Records from a data collection:
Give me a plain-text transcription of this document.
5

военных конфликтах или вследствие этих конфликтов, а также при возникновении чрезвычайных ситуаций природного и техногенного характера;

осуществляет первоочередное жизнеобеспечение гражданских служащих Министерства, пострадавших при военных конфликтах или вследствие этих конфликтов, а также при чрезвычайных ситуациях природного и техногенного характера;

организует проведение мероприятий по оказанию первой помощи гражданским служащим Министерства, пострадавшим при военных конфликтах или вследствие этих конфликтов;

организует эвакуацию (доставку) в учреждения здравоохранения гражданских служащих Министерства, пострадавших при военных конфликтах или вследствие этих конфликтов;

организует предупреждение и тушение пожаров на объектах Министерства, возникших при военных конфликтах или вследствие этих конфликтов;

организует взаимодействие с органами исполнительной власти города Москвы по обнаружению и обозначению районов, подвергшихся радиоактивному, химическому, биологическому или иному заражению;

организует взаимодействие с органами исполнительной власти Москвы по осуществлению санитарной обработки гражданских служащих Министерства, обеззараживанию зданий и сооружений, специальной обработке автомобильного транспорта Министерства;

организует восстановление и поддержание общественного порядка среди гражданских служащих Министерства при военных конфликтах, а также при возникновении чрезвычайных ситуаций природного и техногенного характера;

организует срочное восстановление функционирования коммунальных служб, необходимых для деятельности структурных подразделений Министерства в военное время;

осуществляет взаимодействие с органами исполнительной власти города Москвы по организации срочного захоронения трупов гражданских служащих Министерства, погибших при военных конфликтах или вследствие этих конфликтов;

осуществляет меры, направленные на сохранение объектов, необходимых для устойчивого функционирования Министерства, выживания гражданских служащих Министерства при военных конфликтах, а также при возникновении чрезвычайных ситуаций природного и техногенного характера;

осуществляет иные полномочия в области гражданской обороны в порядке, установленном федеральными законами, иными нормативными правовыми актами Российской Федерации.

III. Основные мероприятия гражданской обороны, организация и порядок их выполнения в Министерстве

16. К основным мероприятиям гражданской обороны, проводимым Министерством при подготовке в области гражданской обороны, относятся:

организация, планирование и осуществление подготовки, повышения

→ **EXERCISE**
Can you reproduce all the material exactly?

→ **TASK RESULT**
Give me a plain-text transcription of this document.
5

военных конфликтах или вследствие этих конфликтов, а также при возникновении чрезвычайных ситуаций природного и техногенного характера;

осуществляет первоочередное жизнеобеспечение гражданских служащих Министерства, пострадавших при военных конфликтах или вследствие этих конфликтов, а также при чрезвычайных ситуациях природного и техногенного характера;

организует проведение мероприятий по оказанию первой помощи гражданским служащим Министерства, пострадавшим при военных конфликтах или вследствие этих конфликтов;

организует эвакуацию (доставку) в учреждения здравоохранения гражданских служащих Министерства, пострадавших при военных конфликтах или вследствие этих конфликтов;

организует предупреждение и тушение пожаров на объектах Министерства, возникших при военных конфликтах или вследствие этих конфликтов;

организует взаимодействие с органами исполнительной власти города Москвы по обнаружению и обозначению районов, подвергшихся радиоактивному, химическому, биологическому или иному заражению;

организует взаимодействие с органами исполнительной власти Москвы по осуществлению санитарной обработки гражданских служащих Министерства, обеззараживанию зданий и сооружений, специальной обработке автомобильного транспорта Министерства;

организует восстановление и поддержание общественного порядка среди гражданских служащих Министерства при военных конфликтах, а также при возникновении чрезвычайных ситуаций природного и техногенного характера;

организует срочное восстановление функционирования коммунальных служб, необходимых для деятельности структурных подразделений Министерства в военное время;

осуществляет взаимодействие с органами исполнительной власти города Москвы по организации срочного захоронения трупов гражданских служащих Министерства, погибших при военных конфликтах или вследствие этих конфликтов;

осуществляет меры, направленные на сохранение объектов, необходимых для устойчивого функционирования Министерства, выживания гражданских служащих Министерства при военных конфликтах, а также при возникновении чрезвычайных ситуаций природного и техногенного характера;

осуществляет иные полномочия в области гражданской обороны в порядке, установленном федеральными законами, иными нормативными правовыми актами Российской Федерации.

III. Основные мероприятия гражданской обороны, организация и порядок их выполнения в Министерстве

16. К основным мероприятиям гражданской обороны, проводимым Министерством при подготовке в области гражданской обороны, относятся:

организация, планирование и осуществление подготовки, повышения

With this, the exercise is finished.